## Problem description
Output all the material that follows, exactly as given.

Records
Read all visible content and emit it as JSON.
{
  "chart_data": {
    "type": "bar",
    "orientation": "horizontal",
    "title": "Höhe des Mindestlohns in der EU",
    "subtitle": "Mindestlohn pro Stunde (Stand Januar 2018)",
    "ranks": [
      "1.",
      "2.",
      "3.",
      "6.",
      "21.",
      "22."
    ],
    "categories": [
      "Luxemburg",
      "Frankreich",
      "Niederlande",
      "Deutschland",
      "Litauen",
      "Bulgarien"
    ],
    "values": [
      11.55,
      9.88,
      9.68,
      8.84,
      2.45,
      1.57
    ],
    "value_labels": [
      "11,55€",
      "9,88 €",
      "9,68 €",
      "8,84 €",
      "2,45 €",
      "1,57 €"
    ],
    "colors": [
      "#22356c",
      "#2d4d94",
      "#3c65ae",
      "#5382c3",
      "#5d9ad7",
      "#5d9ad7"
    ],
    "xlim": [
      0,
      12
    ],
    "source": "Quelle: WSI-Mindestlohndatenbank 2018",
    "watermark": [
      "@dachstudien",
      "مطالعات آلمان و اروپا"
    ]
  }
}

## Answer to the exercise
Read all visible content and emit it as JSON.
{
  "chart_data": {
    "type": "bar",
    "orientation": "horizontal",
    "title": "Höhe des Mindestlohns in der EU",
    "subtitle": "Mindestlohn pro Stunde (Stand Januar 2018)",
    "ranks": [
      "1.",
      "2.",
      "3.",
      "6.",
      "21.",
      "22."
    ],
    "categories": [
      "Luxemburg",
      "Frankreich",
      "Niederlande",
      "Deutschland",
      "Litauen",
      "Bulgarien"
    ],
    "values": [
      11.55,
      9.88,
      9.68,
      8.84,
      2.45,
      1.57
    ],
    "value_labels": [
      "11,55€",
      "9,88 €",
      "9,68 €",
      "8,84 €",
      "2,45 €",
      "1,57 €"
    ],
    "colors": [
      "#22356c",
      "#2d4d94",
      "#3c65ae",
      "#5382c3",
      "#5d9ad7",
      "#5d9ad7"
    ],
    "xlim": [
      0,
      12
    ],
    "source": "Quelle: WSI-Mindestlohndatenbank 2018",
    "watermark": [
      "@dachstudien",
      "مطالعات آلمان و اروپا"
    ]
  }
}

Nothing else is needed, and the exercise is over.